● **To do**
Filter these entries, keeping only lines that hold the word "ylabel".

=-=-=-=-=

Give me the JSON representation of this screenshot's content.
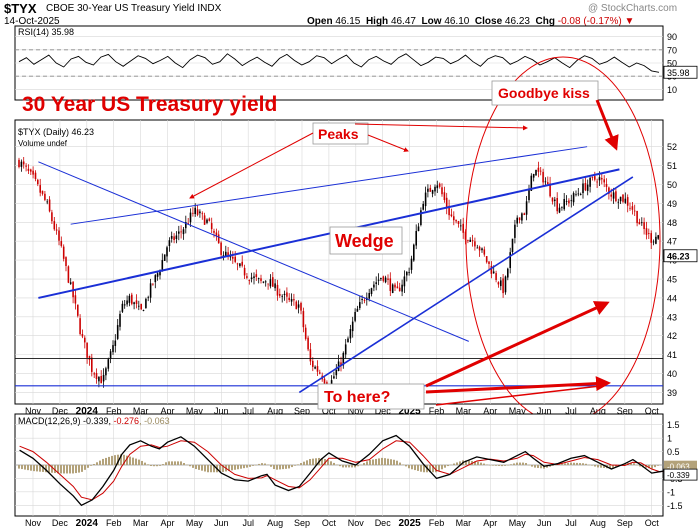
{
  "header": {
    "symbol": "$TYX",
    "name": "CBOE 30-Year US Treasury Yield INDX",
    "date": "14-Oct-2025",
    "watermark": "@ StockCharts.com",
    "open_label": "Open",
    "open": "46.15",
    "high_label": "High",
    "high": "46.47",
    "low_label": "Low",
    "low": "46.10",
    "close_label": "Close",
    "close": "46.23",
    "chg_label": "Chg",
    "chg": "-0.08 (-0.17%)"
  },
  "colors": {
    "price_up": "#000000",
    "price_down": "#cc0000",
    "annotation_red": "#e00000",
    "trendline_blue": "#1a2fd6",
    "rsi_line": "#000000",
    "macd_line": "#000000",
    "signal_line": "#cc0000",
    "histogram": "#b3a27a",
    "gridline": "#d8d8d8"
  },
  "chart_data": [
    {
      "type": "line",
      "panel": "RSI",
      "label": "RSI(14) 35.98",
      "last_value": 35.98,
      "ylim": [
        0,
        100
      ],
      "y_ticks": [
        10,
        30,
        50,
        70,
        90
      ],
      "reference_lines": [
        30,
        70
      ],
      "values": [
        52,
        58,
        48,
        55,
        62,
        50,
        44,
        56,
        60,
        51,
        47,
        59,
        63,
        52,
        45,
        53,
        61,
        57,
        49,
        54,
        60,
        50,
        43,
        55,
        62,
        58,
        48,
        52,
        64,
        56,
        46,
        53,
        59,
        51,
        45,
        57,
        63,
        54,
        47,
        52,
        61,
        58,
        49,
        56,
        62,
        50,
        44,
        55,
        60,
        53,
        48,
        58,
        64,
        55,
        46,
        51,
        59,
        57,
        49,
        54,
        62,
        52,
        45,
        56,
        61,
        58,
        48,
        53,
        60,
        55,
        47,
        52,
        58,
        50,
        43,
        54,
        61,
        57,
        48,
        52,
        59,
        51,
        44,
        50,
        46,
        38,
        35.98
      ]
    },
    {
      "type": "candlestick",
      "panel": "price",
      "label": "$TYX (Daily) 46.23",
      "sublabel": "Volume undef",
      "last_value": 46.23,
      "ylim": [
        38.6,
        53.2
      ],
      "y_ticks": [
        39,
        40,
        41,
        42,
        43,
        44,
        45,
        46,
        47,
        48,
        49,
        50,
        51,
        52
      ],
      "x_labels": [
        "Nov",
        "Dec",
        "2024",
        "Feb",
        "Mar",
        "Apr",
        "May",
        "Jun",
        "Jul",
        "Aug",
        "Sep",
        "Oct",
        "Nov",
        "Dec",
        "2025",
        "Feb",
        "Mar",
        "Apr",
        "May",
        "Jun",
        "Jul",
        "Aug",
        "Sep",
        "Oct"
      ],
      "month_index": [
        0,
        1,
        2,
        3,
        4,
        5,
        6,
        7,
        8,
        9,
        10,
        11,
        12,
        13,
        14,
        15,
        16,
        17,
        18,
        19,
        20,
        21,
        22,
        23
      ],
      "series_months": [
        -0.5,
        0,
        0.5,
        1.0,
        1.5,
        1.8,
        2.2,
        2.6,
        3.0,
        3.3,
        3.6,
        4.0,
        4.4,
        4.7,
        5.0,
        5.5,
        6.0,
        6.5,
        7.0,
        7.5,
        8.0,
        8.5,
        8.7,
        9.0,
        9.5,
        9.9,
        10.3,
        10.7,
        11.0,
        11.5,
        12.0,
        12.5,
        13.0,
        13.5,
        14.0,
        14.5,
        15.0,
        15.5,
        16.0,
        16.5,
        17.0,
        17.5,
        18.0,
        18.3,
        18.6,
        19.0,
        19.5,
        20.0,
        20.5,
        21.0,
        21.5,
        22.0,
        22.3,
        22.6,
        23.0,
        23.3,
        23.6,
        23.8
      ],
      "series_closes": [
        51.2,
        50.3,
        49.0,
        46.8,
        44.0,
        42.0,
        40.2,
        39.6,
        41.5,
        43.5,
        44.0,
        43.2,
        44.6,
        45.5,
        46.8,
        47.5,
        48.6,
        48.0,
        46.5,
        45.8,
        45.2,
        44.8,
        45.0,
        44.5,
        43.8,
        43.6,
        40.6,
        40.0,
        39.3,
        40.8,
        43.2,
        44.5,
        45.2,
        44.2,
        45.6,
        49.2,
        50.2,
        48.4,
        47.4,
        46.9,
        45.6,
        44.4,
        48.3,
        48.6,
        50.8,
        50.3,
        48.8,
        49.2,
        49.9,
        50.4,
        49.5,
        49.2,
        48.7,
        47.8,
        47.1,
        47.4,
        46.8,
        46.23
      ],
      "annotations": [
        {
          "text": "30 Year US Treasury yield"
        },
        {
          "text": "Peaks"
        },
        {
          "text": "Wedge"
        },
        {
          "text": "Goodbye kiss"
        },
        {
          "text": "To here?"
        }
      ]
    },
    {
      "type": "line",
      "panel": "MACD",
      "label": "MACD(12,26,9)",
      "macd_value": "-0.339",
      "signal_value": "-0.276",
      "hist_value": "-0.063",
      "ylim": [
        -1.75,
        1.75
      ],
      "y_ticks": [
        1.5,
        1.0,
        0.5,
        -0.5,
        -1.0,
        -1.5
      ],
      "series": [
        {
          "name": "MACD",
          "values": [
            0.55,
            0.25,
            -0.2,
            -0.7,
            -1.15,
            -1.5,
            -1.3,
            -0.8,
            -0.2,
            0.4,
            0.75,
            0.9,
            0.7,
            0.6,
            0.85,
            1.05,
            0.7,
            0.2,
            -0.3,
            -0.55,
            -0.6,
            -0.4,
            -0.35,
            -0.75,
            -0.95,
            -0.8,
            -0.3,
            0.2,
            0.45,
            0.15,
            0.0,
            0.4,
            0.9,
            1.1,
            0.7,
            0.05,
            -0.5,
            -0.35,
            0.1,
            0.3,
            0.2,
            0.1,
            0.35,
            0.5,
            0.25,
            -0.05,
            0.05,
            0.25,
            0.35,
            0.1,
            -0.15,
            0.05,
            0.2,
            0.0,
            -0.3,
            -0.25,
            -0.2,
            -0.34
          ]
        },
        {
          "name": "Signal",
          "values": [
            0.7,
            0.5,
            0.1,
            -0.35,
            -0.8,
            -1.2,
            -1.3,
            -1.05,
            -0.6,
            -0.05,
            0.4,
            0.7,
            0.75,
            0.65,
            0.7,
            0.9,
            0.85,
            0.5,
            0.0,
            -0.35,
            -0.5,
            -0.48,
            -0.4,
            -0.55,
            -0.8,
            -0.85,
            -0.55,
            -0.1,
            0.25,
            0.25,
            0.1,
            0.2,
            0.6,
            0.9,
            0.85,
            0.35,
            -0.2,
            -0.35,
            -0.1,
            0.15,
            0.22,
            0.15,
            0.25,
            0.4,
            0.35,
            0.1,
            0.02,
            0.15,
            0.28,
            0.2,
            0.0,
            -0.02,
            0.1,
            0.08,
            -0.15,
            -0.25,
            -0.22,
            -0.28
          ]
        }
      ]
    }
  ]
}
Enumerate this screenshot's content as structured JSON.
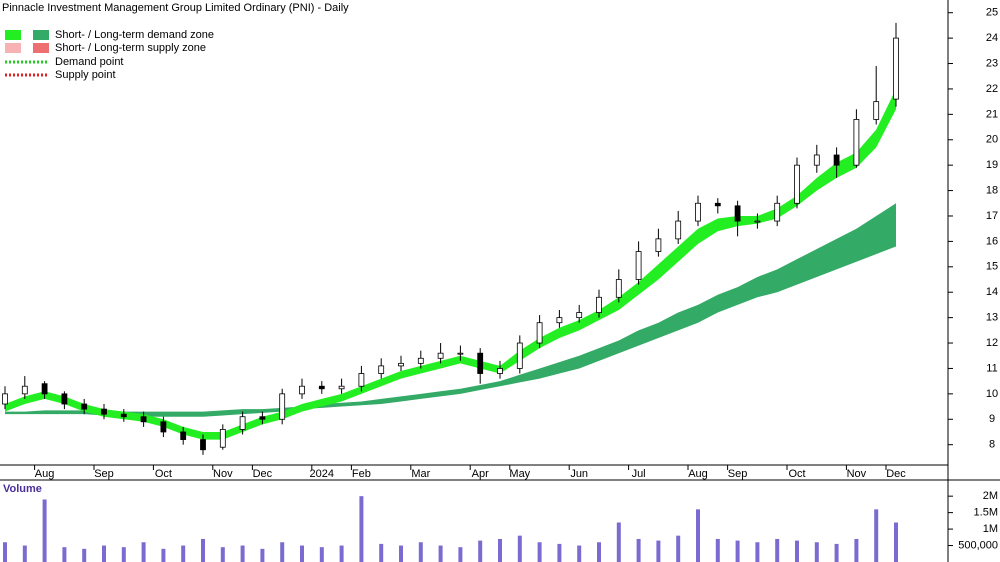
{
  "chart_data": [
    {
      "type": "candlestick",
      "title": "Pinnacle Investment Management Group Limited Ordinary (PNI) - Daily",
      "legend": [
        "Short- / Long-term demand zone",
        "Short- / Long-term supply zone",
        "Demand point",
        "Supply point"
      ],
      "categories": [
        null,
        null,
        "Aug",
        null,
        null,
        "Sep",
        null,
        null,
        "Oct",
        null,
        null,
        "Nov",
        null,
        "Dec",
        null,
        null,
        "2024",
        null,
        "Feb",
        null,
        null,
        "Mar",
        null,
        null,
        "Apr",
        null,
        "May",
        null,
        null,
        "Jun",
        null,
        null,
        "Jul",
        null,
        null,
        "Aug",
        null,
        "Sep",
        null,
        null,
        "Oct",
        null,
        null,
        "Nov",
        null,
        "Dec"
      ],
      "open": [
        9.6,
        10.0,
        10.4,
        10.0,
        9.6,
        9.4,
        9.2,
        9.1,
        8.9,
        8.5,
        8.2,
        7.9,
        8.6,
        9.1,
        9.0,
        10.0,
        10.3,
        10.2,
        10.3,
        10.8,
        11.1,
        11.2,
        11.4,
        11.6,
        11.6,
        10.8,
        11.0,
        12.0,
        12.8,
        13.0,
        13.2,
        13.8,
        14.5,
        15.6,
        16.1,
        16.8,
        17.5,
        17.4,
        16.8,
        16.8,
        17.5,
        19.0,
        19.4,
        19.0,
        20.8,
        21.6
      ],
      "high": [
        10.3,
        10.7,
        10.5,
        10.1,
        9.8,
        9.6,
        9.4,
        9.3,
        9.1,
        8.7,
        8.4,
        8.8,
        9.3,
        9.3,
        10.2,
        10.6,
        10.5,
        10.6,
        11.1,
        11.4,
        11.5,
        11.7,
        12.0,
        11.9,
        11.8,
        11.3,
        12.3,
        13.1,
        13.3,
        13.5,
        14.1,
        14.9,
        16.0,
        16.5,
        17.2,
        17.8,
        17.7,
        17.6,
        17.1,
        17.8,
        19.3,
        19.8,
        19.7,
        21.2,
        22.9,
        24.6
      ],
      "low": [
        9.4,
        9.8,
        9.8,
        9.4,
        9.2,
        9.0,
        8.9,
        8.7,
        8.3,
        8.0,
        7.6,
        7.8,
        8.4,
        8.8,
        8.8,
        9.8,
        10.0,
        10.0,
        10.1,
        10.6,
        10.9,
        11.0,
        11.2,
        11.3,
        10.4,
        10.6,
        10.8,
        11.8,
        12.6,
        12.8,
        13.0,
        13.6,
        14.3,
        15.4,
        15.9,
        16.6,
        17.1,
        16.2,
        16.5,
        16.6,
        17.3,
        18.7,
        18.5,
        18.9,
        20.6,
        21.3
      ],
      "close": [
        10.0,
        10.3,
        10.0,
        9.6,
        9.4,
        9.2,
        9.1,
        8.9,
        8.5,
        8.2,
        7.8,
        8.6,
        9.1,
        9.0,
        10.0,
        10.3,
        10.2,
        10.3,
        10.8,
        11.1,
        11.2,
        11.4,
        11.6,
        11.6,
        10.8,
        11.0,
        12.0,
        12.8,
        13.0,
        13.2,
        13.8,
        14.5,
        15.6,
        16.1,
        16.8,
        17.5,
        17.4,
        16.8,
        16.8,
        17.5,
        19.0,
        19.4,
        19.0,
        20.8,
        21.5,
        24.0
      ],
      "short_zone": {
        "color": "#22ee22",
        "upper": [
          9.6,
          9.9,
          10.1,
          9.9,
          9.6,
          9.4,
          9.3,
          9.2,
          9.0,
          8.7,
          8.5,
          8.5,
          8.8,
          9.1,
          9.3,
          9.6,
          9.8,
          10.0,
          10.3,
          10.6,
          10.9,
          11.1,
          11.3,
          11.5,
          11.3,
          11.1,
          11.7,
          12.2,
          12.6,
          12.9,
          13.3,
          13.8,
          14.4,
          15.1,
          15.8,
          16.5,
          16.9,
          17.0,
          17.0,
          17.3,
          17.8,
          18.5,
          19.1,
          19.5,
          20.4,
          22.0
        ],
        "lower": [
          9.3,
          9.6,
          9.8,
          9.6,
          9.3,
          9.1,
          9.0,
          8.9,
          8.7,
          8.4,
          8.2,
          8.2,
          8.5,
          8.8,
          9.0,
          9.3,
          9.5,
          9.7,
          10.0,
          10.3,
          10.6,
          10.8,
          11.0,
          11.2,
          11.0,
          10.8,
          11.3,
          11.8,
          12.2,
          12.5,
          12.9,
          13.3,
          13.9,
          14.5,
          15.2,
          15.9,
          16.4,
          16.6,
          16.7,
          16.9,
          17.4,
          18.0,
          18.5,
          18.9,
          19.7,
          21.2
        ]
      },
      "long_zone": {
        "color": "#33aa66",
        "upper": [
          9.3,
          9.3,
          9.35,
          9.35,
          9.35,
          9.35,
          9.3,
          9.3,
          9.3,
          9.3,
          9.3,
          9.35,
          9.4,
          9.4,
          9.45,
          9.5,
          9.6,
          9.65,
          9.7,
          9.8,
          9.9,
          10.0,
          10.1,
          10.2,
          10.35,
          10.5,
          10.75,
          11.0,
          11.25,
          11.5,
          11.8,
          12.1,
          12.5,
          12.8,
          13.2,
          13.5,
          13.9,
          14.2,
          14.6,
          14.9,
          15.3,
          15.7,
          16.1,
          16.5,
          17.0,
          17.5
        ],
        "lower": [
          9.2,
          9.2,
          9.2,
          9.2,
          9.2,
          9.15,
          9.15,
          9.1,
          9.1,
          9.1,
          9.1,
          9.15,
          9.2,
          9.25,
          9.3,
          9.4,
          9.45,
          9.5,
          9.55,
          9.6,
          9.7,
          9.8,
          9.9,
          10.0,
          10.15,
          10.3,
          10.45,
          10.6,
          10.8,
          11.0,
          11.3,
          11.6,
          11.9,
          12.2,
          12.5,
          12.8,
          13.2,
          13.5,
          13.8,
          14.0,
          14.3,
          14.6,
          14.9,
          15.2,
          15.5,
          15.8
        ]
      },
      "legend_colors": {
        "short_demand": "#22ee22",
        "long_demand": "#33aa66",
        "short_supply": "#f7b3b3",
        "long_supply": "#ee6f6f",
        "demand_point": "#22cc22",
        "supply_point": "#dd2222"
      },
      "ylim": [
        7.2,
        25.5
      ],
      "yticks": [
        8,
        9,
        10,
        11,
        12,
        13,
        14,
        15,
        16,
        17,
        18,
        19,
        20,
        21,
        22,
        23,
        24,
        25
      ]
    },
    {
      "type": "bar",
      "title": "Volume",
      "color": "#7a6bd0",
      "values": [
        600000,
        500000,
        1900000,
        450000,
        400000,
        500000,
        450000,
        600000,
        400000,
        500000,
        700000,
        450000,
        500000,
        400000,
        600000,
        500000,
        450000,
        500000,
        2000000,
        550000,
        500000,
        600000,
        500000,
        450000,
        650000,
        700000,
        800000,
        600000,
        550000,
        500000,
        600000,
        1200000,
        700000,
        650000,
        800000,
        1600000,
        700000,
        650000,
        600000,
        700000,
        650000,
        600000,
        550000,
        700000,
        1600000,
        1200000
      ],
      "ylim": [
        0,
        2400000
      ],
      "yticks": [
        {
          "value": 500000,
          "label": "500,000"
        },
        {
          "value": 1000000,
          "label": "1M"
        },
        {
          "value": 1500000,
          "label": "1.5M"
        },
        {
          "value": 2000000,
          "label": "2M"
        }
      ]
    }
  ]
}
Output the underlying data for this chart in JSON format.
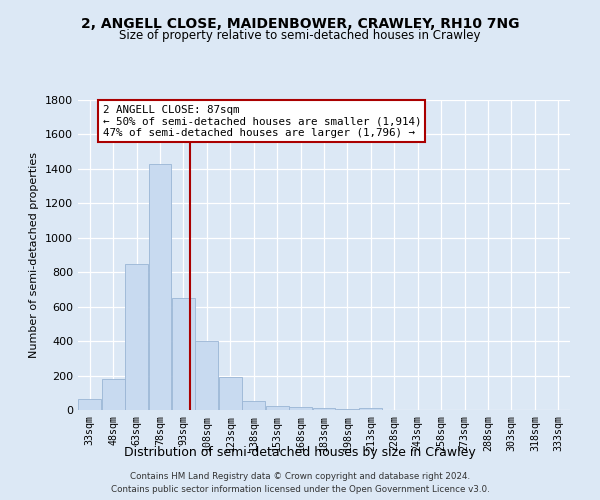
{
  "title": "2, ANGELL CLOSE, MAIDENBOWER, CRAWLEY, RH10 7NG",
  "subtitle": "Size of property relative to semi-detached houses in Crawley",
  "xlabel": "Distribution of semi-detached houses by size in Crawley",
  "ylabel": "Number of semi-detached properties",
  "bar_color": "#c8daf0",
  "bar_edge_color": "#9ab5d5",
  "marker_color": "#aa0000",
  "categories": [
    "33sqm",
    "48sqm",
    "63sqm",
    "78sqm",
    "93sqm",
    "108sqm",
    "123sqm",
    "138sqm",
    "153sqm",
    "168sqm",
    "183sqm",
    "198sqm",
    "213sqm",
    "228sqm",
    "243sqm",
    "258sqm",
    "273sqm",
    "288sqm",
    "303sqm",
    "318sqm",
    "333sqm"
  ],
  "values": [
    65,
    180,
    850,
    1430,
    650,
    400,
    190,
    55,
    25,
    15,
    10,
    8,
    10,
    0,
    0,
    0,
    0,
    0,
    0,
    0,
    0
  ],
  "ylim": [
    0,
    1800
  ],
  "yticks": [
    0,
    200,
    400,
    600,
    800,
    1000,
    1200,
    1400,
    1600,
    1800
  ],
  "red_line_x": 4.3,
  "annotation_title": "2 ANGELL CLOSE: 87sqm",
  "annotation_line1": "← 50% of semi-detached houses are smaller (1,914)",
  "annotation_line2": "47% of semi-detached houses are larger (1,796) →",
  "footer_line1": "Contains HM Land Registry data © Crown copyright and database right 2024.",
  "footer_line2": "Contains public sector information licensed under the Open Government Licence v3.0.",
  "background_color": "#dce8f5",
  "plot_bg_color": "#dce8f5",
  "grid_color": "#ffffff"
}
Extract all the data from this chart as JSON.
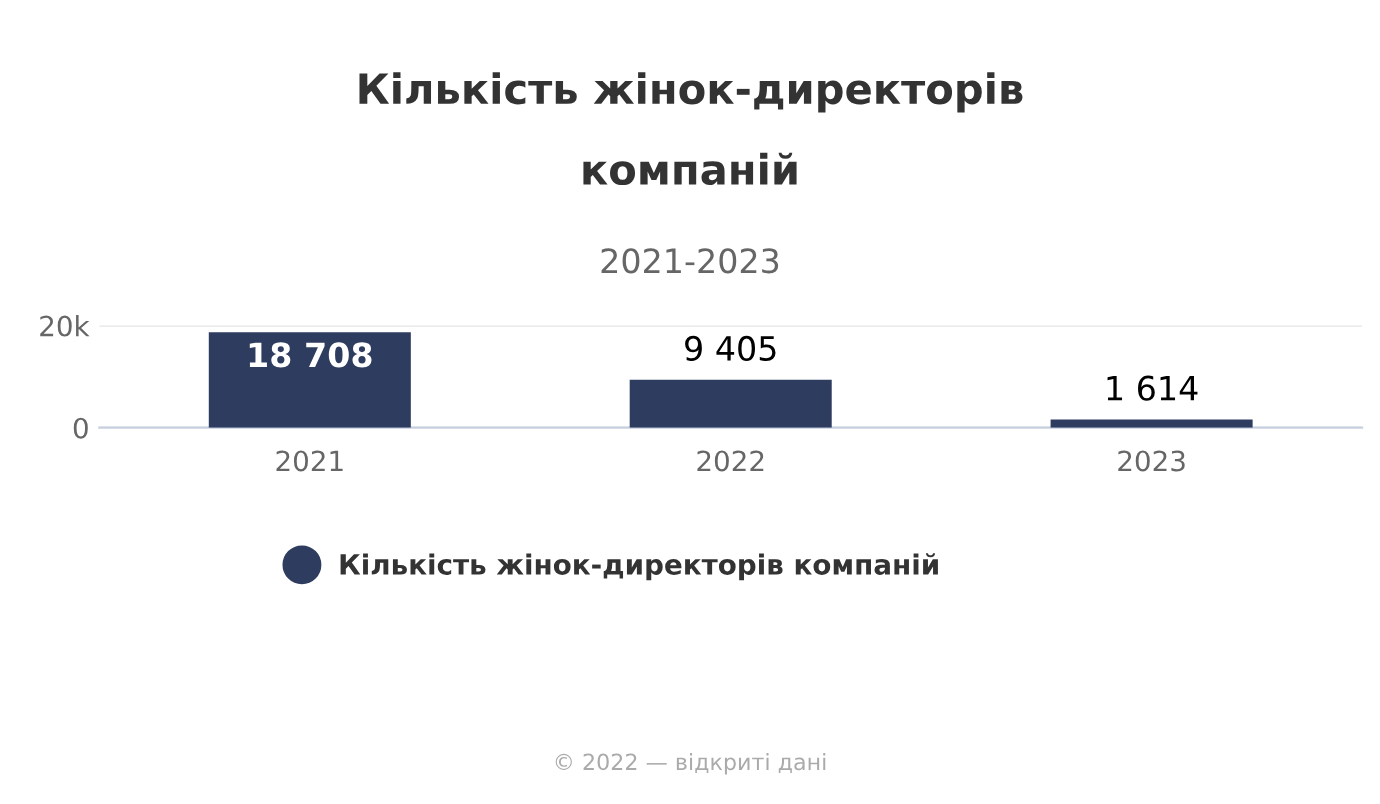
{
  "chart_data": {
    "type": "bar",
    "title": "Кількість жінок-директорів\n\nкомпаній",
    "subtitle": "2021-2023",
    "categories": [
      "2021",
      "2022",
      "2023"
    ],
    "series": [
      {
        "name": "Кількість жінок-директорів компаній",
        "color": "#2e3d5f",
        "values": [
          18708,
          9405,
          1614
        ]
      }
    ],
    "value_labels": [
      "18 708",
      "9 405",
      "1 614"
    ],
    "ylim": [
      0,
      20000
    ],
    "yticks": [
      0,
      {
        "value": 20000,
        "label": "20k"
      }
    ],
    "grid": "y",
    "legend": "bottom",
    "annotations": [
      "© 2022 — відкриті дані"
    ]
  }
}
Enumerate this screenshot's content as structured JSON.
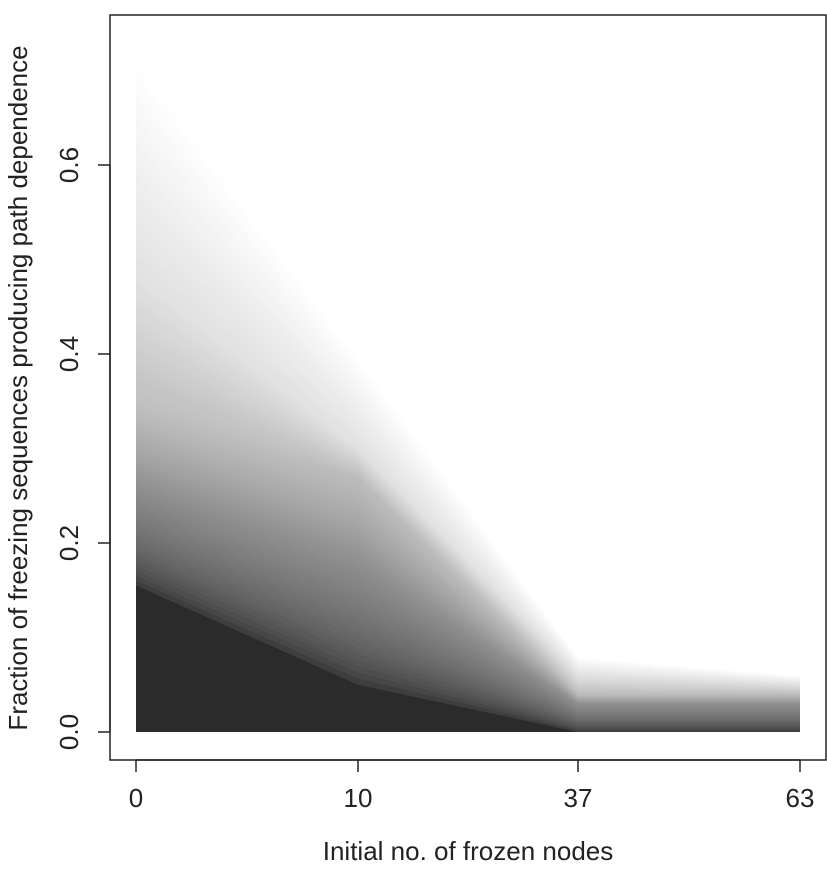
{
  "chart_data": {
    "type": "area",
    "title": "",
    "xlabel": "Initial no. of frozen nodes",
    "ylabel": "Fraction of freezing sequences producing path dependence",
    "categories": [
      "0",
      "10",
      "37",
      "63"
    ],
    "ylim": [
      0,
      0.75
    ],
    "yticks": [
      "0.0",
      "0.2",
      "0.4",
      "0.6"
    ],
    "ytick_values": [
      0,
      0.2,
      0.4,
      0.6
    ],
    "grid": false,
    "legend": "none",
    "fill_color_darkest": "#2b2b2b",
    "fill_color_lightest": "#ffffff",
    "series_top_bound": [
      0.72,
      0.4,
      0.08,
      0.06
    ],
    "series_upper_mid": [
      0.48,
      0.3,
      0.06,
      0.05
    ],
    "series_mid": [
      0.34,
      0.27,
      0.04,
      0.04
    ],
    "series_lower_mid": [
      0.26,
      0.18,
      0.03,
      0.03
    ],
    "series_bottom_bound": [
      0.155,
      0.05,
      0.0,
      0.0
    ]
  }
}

=-=-=-=-=

● **Exercise answer**
  "ylabel": "Number of semi-detached properties",
    "ylabel": "Fraction of freezing sequences producing path dependence",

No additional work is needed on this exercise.